◆ **Exercise**
Check each line of the records below for the word "image" and copy those where it appears.

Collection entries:
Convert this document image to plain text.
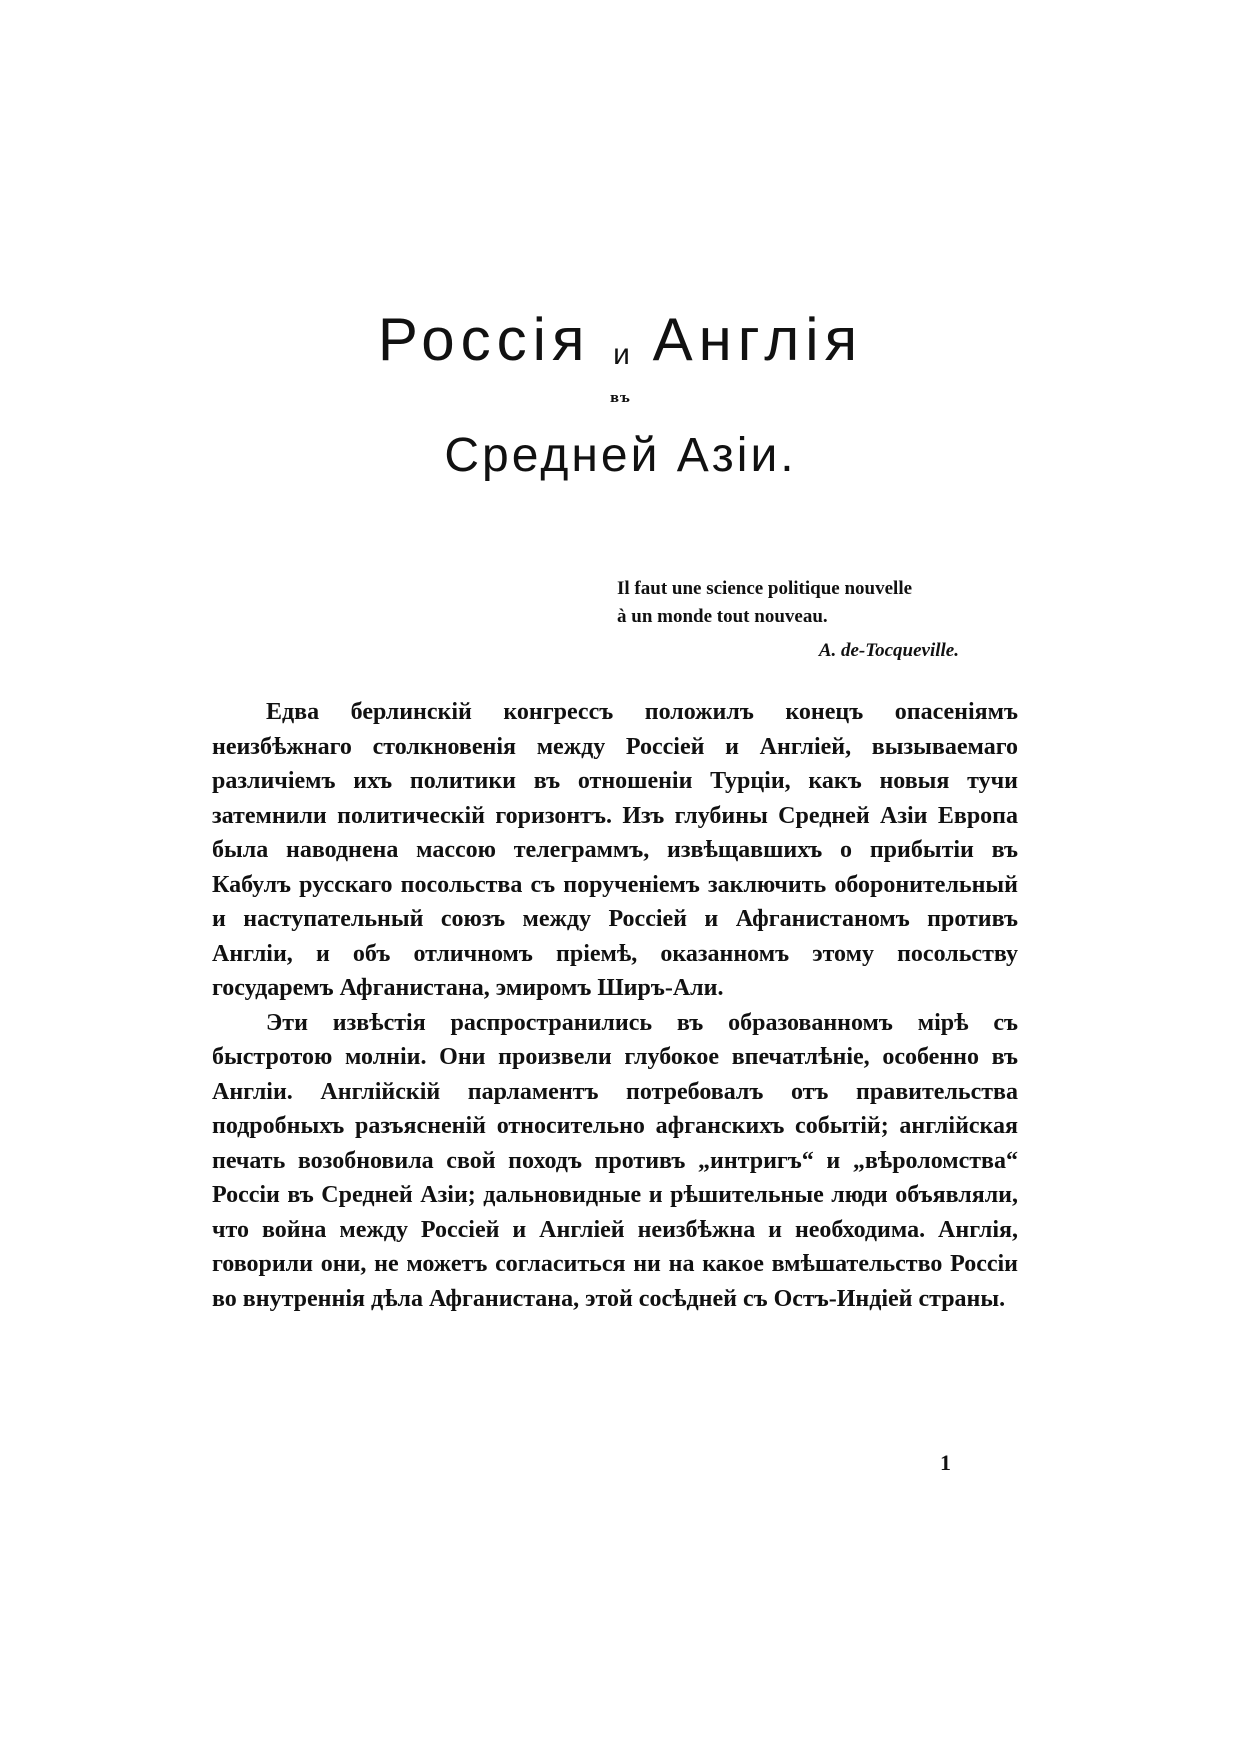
Россія и Англія
въ
Средней Азіи.
Il faut une science politique nouvelle
à un monde tout nouveau.
A. de-Tocqueville.

Едва берлинскій конгрессъ положилъ конецъ опасеніямъ неизбѣжнаго столкновенія между Россіей и Англіей, вызываемаго различіемъ ихъ политики въ отношеніи Турціи, какъ новыя тучи затемнили политическій горизонтъ. Изъ глубины Средней Азіи Европа была наводнена массою телеграммъ, извѣщавшихъ о прибытіи въ Кабулъ русскаго посольства съ порученіемъ заключить оборонительный и наступательный союзъ между Россіей и Афганистаномъ противъ Англіи, и объ отличномъ пріемѣ, оказанномъ этому посольству государемъ Афганистана, эмиромъ Ширъ-Али.

Эти извѣстія распространились въ образованномъ мірѣ съ быстротою молніи. Они произвели глубокое впечатлѣніе, особенно въ Англіи. Англійскій парламентъ потребовалъ отъ правительства подробныхъ разъясненій относительно афганскихъ событій; англійская печать возобновила свой походъ противъ „интригъ“ и „вѣроломства“ Россіи въ Средней Азіи; дальновидные и рѣшительные люди объявляли, что война между Россіей и Англіей неизбѣжна и необходима. Англія, говорили они, не можетъ согласиться ни на какое вмѣшательство Россіи во внутреннія дѣла Афганистана, этой сосѣдней съ Остъ-Индіей страны.

1
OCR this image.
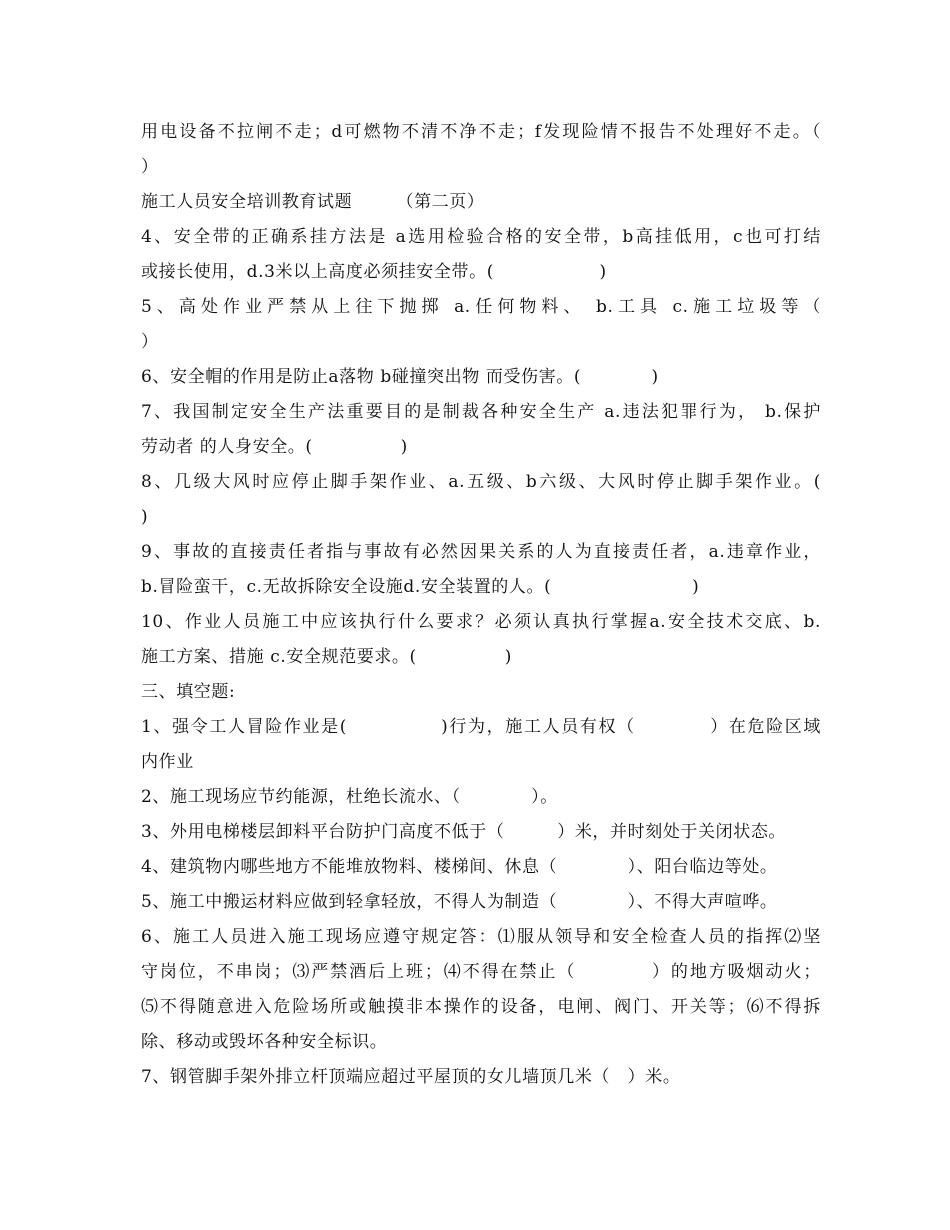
用电设备不拉闸不走；d可燃物不清不净不走；f发现险情不报告不处理好不走。（
）
施工人员安全培训教育试题　　　（第二页）
4、安全带的正确系挂方法是 a选用检验合格的安全带，b高挂低用，c也可打结
或接长使用，d.3米以上高度必须挂安全带。(　　　　　　)
5、高处作业严禁从上往下抛掷 a.任何物料、 b.工具 c.施工垃圾等（
）
6、安全帽的作用是防止a落物 b碰撞突出物 而受伤害。(　　　　)
7、我国制定安全生产法重要目的是制裁各种安全生产 a.违法犯罪行为， b.保护
劳动者 的人身安全。(　　　　　)
8、几级大风时应停止脚手架作业、a.五级、b六级、大风时停止脚手架作业。(
)
9、事故的直接责任者指与事故有必然因果关系的人为直接责任者，a.违章作业，
b.冒险蛮干，c.无故拆除安全设施d.安全装置的人。(　　　　　　　　)
10、作业人员施工中应该执行什么要求？必须认真执行掌握a.安全技术交底、b.
施工方案、措施 c.安全规范要求。(　　　　　)
三、填空题:
1、强令工人冒险作业是(　　　　　)行为，施工人员有权（　　　　）在危险区域
内作业
2、施工现场应节约能源，杜绝长流水、（　　　　）。
3、外用电梯楼层卸料平台防护门高度不低于（　　　）米，并时刻处于关闭状态。
4、建筑物内哪些地方不能堆放物料、楼梯间、休息（　　　　）、阳台临边等处。
5、施工中搬运材料应做到轻拿轻放，不得人为制造（　　　　）、不得大声喧哗。
6、施工人员进入施工现场应遵守规定答：⑴服从领导和安全检查人员的指挥⑵坚
守岗位，不串岗；⑶严禁酒后上班；⑷不得在禁止（　　　　）的地方吸烟动火；
⑸不得随意进入危险场所或触摸非本操作的设备，电闸、阀门、开关等；⑹不得拆
除、移动或毁坏各种安全标识。
7、钢管脚手架外排立杆顶端应超过平屋顶的女儿墙顶几米（　）米。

◆ **Finished exercise**
Convert this document image to plain text.
OCR this image.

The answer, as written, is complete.